[Opening Excerpted text section]

Is economics a good major? Yes. That's because an economics major can come out of college with a lucrative career ahead of them.

So, how much money do economics majors make? According to the U.S. Bureau of Labor Statistics (BLS), economists earned an average salary of $109,230 in May 2015 — and those who worked for the federal government earned an average of $114,600.

That said, economics majors don't only become economics; here are the best jobs for economics majors.

1. Market Research Analyst

A market research analyst can earn about $63,120 per year, or $30.35 per hour, according to the Bureau of Labor Statistics. Their main job is to "study market conditions to examine potential sales of a product or service," and the job market is looking good — after all, the job outlook for 2018 to 2028 is expected to grow by 20 percent, which is much faster than average.

Of course, having a degree in economics can help you as a market research analyst, since you already understand how the market works.

2. Policy Analyst

Policy analysts earn about $57,025, while the top 10% have most recently earned at least $80,000, and the bottom 10% have earned up to $41,000, according to PayScale. Their position requires them to research and analyze the many different, multifaceted issues that affect the public; they also have to offer up ideas on legislation and intervention.

Having a degree in economics can help you as a policy analyst, as well, since you likely have a grasp on how different policies have affected the economy in the past.

3. Economist

An economist is someone who collects and analyzes data, researches trends and evaluates economic issues for resources, goods and services, according to the Bureau of Labor Statistics, which also reports that economists earn about $104,340 per year or $50.16 per hour. Are economists in demand? The answer is yes. There were 21,000 job openings for economists in 2018.

[Closing Excerpted text section]

From the article on jobs for economics majors, copy out the part that begins at the words "A market research analyst can" and ends after "faster than average.", swapping "Bureau of Labor Statistics" for "BLS".

[Opening Information given section]

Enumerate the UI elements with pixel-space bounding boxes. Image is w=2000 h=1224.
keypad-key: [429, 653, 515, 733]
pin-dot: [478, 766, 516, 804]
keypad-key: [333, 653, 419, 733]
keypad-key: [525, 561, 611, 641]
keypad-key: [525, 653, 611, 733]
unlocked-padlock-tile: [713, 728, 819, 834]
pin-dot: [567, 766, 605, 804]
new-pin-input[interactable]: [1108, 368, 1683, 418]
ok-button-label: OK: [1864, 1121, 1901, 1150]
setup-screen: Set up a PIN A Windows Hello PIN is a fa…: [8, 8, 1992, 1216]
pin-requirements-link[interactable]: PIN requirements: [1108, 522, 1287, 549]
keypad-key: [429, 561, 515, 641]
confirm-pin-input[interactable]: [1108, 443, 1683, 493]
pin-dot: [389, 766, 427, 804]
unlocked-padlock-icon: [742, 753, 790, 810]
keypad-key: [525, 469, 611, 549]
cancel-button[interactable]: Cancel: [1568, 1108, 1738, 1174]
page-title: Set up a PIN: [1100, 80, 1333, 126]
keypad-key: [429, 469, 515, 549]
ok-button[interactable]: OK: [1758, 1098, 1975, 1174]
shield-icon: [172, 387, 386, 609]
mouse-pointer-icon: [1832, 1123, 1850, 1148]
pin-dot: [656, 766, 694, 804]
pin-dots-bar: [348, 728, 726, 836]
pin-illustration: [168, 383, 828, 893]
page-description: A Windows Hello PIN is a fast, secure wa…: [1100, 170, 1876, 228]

[Closing Information given section]

» Finished task
A market research analyst can earn about $63,120 per year, or $30.35 per hour, according to the BLS. Their main job is to "study market conditions to examine potential sales of a product or service," and the job market is looking good — after all, the job outlook for 2018 to 2028 is expected to grow by 20 percent, which is much faster than average.